**SHORT TASK**. Determine which lines contain the word "this", then copy those lines.

**SUPPLIED INFORMATION**.
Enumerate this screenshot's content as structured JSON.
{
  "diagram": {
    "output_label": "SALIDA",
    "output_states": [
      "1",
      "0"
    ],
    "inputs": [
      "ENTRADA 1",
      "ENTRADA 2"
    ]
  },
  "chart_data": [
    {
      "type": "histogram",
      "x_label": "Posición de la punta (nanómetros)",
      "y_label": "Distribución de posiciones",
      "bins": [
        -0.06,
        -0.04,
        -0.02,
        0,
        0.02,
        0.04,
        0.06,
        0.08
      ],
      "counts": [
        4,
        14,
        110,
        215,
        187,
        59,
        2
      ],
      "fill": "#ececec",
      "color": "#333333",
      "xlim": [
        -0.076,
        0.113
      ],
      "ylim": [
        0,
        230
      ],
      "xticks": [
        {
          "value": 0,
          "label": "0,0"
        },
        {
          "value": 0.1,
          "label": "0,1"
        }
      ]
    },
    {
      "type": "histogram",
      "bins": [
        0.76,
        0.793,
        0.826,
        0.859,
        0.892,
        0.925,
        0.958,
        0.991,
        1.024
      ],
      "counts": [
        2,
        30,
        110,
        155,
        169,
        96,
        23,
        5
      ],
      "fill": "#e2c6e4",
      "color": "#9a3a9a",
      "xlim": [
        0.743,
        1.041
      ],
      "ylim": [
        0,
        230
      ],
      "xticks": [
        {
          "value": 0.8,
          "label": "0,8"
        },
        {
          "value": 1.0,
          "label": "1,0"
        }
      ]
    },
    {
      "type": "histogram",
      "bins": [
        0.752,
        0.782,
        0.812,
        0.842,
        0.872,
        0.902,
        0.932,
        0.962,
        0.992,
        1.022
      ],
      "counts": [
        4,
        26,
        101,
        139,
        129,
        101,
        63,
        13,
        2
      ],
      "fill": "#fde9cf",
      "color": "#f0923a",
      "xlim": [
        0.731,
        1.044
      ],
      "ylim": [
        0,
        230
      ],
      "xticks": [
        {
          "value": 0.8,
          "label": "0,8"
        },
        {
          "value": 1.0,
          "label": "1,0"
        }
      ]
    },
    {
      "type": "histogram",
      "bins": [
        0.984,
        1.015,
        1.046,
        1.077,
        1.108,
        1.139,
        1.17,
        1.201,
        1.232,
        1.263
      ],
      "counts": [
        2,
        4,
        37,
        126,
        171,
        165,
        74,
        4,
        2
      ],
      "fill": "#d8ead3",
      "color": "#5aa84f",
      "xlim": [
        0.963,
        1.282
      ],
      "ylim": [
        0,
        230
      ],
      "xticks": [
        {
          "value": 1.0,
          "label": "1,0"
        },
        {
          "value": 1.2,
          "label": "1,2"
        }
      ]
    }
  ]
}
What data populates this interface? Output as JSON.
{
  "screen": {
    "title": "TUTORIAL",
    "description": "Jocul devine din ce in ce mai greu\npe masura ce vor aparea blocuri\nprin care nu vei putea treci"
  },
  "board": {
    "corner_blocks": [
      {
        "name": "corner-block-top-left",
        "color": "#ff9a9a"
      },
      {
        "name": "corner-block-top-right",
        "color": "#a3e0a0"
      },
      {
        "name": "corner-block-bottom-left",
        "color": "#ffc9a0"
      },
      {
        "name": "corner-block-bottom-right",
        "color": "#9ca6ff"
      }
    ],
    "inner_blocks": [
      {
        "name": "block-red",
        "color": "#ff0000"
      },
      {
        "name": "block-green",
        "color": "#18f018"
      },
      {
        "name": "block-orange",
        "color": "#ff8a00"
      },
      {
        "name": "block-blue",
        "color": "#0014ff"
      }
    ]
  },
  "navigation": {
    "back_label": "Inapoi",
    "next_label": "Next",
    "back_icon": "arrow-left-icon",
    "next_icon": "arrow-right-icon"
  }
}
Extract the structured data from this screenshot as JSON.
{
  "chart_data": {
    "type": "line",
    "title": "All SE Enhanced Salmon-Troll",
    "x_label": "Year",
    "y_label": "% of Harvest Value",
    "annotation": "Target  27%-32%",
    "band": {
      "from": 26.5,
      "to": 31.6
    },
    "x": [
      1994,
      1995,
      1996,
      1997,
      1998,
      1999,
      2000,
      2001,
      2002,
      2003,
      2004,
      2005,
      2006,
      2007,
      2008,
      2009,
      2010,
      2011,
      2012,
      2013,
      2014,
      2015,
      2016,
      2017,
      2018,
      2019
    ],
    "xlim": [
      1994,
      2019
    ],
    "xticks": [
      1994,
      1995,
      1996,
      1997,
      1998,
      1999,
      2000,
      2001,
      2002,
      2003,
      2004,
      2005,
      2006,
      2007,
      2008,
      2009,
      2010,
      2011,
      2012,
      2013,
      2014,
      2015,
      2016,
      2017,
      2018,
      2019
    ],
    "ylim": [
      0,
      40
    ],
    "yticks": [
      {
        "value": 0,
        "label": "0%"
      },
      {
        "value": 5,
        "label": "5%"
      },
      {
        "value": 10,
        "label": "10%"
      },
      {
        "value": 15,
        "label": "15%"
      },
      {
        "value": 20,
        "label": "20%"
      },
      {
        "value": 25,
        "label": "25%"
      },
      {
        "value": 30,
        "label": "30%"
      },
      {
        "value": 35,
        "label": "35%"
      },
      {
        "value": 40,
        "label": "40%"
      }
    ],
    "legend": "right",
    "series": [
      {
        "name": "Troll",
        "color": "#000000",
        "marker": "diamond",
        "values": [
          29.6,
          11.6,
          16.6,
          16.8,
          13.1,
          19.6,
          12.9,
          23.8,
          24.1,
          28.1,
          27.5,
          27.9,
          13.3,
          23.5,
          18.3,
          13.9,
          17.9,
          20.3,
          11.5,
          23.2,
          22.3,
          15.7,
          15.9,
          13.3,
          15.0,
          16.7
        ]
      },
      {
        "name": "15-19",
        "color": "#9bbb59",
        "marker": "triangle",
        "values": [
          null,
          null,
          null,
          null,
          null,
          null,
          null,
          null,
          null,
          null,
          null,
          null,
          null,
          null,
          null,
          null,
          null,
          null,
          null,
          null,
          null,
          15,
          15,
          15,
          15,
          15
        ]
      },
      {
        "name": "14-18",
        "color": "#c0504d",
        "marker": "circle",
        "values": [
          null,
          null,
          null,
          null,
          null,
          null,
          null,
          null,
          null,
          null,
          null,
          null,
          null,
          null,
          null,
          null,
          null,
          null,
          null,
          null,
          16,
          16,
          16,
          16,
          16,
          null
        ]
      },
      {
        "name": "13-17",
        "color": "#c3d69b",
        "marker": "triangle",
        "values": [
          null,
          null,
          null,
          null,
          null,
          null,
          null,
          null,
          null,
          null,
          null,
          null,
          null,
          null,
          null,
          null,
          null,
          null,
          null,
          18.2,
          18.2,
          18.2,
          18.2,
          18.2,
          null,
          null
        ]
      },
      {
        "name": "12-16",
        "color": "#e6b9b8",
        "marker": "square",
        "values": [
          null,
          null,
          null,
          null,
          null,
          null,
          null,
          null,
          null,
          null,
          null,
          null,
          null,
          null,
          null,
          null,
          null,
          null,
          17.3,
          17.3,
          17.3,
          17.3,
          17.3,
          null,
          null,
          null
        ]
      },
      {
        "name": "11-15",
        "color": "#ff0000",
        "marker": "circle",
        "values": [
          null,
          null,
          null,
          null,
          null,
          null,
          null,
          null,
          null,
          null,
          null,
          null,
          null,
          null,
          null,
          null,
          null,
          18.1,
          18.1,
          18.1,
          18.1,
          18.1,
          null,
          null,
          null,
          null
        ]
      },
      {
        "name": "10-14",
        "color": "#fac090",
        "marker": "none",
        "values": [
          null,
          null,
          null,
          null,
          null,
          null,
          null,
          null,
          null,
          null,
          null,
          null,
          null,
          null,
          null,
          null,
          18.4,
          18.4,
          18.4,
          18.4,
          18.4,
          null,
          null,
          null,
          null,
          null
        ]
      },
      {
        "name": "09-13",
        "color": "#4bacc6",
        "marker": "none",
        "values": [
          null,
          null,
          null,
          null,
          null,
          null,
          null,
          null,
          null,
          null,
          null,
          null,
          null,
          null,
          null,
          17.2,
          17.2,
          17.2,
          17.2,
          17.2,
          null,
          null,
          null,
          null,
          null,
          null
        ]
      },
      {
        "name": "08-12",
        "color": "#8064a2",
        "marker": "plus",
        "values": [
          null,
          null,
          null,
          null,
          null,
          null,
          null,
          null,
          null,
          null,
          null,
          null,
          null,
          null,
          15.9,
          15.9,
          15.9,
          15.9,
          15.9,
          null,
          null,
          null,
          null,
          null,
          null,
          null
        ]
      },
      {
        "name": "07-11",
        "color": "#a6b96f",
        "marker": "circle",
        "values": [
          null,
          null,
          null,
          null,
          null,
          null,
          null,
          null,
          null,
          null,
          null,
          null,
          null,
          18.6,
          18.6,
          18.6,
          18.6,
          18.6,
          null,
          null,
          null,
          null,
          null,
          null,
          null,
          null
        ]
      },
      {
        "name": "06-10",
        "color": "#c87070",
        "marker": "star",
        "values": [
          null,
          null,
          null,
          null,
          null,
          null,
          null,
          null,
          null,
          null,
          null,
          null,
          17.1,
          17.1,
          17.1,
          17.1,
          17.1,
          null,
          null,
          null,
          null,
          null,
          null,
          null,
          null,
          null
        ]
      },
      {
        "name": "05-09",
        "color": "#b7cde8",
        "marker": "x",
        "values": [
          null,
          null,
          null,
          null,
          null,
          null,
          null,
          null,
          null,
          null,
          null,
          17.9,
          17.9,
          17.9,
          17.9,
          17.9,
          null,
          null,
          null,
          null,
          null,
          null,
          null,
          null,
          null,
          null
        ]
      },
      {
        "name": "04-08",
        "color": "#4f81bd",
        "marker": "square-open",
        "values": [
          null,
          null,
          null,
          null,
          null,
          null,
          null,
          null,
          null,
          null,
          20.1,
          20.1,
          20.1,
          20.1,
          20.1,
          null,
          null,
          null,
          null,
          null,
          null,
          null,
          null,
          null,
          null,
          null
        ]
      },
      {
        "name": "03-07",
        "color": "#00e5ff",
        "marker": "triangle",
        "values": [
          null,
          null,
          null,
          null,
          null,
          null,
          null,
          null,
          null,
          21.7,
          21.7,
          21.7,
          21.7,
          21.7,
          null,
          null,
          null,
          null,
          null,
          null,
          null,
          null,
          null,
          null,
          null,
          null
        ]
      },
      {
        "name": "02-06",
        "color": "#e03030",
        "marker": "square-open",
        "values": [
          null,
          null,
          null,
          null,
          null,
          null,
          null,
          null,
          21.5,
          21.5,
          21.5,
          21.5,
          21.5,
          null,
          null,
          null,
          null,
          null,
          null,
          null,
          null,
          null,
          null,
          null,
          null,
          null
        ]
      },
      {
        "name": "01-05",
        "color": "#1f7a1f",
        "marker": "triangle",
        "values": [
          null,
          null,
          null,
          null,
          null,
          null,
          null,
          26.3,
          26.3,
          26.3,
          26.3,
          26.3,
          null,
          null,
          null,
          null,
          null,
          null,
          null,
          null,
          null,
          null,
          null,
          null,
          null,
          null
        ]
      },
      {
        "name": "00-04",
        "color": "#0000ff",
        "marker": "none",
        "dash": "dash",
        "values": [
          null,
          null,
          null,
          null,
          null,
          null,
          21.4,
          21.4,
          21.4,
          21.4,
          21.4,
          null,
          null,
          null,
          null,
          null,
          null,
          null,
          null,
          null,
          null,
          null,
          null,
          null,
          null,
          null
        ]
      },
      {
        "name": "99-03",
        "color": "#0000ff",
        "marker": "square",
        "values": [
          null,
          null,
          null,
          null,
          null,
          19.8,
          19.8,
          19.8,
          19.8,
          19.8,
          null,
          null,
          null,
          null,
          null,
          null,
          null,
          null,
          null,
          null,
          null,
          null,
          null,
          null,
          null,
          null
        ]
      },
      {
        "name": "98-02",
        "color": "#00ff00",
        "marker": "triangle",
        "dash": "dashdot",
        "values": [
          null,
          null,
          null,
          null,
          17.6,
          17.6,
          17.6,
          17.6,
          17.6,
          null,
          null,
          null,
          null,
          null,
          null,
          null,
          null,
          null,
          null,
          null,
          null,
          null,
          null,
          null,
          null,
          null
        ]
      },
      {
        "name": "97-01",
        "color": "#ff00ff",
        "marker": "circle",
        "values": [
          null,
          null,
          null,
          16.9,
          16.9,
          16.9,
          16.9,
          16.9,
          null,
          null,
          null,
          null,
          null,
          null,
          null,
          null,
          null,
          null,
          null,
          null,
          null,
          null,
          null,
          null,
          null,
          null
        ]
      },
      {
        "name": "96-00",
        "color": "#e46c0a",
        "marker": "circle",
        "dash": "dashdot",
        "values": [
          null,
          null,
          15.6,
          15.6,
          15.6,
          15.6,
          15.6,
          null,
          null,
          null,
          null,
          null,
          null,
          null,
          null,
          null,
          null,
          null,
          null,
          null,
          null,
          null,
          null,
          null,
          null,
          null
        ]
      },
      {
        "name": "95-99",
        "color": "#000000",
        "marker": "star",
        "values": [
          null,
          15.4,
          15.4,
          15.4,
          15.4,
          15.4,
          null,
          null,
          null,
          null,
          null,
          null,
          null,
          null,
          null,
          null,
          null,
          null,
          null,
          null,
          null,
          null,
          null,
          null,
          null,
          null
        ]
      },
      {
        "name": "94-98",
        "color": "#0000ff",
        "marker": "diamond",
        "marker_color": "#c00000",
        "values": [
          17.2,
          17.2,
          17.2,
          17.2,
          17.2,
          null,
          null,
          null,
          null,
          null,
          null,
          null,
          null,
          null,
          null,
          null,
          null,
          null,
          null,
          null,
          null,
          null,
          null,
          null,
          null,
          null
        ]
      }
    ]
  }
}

**THE OUTPUT**.
Enumerate this screenshot's content as structured JSON.
What data populates this interface? Output as JSON.
Extract the structured data from this screenshot as JSON.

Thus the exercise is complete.